··· Quoted passage

The social fabric of Family Planning

TRUST, MEDIATION, AND EMOTIONAL LABOR IN PAKISTAN’S PUBLIC HEALTHCARE

This thesis explores how Pakistan’s stateled family planning initiatives are deeply shaped by the social worlds they operate in. Centered in Lahore, it examines how Family Planning Field Workers (FPFWs) sustain these programs through everyday acts of trust-building and emotional labor. The study argues that the success of reproductive governance depends less on top-down policy and more on how these women navigate relationships, negotiate mistrust, and humanize state services within their communities. Based on ethnographic fieldwork conducted in Lahore between 2024 and 2025, the research draws on in-depth interviews, participant observation, and shadowing of workers in the field. The analysis is informed by the works of Knud Ejler Løgstrup, Arlie Russell Hochschild, Judith Butler, and Michel Foucault. Together, these frameworks help conceptualize trust not just as an outcome but as a process, a form of emotional and moral work that holds the state’s healthcare infrastructure together. The findings show that FPFWs work within conditions of uncertainty: low pay, bureaucratic neglect, and community skepticism. Yet, they build and sustain trust through emotional strategies like empathy, humor, patience, and silence, that allow them to bridge the distance between state authority and local realities. This labor is deeply gendered; women bear the social and emotional weight of making state-led health programs function, often at personal cost.

······
··· Source material

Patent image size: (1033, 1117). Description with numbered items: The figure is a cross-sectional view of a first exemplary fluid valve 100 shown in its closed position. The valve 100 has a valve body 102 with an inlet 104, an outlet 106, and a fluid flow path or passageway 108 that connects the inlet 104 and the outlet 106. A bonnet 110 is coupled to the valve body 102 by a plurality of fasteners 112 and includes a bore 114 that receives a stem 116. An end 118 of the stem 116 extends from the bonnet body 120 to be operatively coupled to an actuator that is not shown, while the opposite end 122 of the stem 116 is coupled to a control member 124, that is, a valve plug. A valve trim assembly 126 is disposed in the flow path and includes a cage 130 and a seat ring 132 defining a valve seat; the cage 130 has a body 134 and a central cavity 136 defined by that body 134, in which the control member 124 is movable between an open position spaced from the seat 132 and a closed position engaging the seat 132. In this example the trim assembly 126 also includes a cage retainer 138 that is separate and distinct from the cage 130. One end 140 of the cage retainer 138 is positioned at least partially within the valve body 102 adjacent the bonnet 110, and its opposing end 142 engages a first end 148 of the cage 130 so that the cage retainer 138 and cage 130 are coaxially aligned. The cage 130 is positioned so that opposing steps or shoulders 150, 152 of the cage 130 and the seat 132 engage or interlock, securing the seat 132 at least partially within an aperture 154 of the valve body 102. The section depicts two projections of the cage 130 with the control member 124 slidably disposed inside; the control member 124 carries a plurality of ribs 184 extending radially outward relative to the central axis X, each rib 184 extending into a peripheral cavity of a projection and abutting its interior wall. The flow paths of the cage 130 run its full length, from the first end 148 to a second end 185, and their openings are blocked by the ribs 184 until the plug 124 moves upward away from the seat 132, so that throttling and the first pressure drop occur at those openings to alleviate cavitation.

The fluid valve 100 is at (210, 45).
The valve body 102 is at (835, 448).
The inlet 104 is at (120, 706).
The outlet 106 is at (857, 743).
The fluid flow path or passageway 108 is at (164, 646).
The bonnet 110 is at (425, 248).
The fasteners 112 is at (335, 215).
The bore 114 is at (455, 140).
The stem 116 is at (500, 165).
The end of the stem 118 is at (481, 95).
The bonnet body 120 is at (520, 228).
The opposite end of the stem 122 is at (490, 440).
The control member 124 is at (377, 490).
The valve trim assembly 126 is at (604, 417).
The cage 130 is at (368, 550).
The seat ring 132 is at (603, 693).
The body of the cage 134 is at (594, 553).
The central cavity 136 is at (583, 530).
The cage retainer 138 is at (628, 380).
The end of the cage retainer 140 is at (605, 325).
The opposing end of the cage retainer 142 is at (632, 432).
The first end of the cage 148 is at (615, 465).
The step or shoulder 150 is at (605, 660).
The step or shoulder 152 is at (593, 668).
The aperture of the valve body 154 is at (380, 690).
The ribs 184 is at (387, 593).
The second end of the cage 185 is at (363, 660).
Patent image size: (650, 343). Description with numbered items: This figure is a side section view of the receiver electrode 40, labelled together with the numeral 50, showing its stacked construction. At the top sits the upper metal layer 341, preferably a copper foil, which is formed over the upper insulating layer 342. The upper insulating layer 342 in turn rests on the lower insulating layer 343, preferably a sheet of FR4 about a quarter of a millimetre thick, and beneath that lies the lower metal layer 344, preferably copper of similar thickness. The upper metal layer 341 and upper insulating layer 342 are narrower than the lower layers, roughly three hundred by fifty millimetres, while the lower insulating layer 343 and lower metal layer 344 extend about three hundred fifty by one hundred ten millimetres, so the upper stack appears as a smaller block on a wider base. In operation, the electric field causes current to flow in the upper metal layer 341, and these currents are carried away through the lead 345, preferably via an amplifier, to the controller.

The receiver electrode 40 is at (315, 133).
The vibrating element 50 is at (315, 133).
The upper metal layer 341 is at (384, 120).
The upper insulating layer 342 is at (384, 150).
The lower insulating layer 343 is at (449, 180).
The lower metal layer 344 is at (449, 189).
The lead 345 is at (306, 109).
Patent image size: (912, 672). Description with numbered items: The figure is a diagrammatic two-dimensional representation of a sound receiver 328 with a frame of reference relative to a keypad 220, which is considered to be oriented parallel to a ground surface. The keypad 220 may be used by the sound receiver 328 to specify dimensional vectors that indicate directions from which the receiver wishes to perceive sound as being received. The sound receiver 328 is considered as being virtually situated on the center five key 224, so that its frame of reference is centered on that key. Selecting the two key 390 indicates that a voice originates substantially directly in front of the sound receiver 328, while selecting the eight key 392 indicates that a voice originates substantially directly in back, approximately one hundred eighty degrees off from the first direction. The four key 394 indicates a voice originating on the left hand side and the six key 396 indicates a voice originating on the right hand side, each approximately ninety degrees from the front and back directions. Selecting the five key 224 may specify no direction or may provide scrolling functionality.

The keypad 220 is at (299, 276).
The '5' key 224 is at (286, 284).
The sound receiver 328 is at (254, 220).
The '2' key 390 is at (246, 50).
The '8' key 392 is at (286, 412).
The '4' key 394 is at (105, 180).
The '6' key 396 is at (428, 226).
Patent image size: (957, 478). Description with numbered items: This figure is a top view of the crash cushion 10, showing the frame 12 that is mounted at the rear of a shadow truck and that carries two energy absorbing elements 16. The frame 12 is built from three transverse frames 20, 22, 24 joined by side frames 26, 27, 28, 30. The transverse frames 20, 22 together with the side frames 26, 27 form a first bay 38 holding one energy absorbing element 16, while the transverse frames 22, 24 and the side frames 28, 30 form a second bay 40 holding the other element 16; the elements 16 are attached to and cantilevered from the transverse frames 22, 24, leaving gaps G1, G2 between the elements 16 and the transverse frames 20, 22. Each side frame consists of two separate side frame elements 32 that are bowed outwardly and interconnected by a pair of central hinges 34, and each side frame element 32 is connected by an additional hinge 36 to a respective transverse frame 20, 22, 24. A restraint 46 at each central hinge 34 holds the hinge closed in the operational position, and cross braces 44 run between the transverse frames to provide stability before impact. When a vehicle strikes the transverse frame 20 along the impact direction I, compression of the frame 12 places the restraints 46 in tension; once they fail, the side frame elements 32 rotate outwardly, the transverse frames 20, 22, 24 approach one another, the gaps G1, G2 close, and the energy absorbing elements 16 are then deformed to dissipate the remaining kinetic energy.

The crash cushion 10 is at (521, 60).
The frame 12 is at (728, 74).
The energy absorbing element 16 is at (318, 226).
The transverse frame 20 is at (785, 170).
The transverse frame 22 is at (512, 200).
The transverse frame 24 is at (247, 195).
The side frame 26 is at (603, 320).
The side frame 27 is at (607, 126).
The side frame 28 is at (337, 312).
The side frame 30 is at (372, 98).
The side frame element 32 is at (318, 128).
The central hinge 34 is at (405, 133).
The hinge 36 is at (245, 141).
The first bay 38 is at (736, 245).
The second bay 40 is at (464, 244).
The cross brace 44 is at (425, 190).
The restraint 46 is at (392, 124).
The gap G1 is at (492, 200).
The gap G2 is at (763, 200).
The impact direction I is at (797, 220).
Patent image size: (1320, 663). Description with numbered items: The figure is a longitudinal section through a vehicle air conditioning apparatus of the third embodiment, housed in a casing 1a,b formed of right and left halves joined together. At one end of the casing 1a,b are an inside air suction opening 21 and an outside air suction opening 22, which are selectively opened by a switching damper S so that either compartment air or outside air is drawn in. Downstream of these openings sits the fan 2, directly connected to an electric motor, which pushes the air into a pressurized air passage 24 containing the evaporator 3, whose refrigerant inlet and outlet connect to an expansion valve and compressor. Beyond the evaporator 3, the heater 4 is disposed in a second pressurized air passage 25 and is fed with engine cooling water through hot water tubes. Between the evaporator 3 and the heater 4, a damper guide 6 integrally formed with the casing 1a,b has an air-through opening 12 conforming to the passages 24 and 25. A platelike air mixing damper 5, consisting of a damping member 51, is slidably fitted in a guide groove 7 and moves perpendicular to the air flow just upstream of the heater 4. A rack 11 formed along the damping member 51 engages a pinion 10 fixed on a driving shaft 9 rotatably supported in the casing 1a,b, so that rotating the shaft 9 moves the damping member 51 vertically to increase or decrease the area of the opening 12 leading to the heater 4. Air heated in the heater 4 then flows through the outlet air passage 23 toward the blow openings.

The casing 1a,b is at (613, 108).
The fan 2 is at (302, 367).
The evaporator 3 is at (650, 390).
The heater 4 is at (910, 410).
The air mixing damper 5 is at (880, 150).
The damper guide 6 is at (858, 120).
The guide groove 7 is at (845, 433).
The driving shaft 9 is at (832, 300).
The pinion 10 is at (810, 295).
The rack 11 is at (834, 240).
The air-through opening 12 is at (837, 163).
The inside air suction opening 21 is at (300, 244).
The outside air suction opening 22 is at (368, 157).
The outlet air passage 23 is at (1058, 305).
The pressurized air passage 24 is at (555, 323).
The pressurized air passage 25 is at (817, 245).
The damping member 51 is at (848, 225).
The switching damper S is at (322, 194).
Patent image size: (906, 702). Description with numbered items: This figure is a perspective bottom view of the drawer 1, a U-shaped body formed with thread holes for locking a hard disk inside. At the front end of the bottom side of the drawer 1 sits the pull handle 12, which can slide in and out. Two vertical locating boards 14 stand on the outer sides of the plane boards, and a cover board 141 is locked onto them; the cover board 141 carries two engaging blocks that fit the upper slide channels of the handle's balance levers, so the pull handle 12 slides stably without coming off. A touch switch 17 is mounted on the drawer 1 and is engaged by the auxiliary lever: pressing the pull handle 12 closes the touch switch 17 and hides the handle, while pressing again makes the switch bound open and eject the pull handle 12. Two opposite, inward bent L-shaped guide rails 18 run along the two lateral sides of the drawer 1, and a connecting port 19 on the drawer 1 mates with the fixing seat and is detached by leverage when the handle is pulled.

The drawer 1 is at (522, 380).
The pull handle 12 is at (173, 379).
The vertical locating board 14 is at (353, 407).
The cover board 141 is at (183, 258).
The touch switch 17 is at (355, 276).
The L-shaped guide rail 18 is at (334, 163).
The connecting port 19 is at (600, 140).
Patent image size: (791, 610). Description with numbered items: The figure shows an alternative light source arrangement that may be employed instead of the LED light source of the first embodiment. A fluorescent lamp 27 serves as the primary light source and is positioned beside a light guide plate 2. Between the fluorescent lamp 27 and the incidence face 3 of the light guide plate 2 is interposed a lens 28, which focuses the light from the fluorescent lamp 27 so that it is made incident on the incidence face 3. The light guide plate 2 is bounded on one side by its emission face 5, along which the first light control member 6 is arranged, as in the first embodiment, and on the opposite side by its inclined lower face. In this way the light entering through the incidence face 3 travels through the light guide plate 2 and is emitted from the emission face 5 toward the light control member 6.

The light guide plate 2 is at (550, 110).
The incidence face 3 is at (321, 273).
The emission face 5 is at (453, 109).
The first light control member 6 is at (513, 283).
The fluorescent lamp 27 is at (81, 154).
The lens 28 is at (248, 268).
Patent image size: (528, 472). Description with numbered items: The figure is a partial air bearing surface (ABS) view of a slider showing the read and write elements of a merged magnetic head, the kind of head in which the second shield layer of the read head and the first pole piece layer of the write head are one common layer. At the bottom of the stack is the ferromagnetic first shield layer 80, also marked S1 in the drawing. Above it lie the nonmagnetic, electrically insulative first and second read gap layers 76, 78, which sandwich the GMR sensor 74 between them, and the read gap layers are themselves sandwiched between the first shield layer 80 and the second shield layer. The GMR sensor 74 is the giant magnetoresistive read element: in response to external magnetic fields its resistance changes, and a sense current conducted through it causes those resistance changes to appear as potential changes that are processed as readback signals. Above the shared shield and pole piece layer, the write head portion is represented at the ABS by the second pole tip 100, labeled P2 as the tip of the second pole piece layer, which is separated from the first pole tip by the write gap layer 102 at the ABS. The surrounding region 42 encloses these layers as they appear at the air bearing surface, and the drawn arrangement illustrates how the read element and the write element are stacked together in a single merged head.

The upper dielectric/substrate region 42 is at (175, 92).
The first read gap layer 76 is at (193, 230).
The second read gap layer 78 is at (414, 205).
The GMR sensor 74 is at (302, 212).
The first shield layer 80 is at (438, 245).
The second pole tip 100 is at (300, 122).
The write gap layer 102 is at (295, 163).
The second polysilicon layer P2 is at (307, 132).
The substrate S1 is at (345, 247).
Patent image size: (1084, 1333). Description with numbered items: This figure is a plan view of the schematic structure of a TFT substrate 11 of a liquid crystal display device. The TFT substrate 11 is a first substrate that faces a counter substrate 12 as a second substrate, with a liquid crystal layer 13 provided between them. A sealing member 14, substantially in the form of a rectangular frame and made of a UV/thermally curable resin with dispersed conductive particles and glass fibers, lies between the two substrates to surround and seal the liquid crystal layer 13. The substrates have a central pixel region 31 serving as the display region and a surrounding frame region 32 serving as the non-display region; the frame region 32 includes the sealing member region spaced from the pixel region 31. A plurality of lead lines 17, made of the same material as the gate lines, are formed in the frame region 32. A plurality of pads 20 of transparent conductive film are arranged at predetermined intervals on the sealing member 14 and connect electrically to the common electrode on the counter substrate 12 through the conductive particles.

······

• Problem 1: In the abstract on family planning in Pakistan, where and during which years was the ethnographic fieldwork carried out?
• Problem 2: Condense the paragraph of the family planning abstract that opens with "This thesis explores" into a short bulleted list that keeps its main facts.
• Problem 3: Go on with the abstract on family planning in Pakistan, starting after its final sentence.

• Exercise answer 1: It was carried out in Lahore between 2024 and 2025.

• Exercise answer 2:
- Subject: how Pakistan's state-led family planning programs are shaped by the social worlds they operate in, with a focus on Lahore.
- Focus: Family Planning Field Workers (FPFWs), who sustain these programs through everyday trust-building and emotional labor.
- Argument: reproductive governance succeeds less through top-down policy than through how these women navigate relationships, negotiate mistrust, and humanize state services.
- Method: ethnographic fieldwork in Lahore (2024–2025), including in-depth interviews, participant observation, and shadowing workers in the field.
- Theory: draws on Løgstrup, Hochschild, Butler, and Foucault to treat trust as a process of emotional and moral work rather than only an outcome.
- Findings: FPFWs face low pay, bureaucratic neglect, and community skepticism. They still build trust through empathy, humor, patience, and silence, bridging state authority and local realities.
- Gender: this labor is deeply gendered, and women carry its social and emotional weight, often at personal cost.

• Exercise answer 3:
Ultimately, the thesis argues that Pakistan’s family planning system is upheld not only by policy frameworks but by the relational and affective labor of its female workforce. By foregrounding emotion, gender, and trust as core to governance, the study reframes public healthcare as a social process sustained by everyday human relationships. These insights point to the need for policies that recognize and support the emotional and ethical dimensions of frontline reproductive care in Pakistan and beyond.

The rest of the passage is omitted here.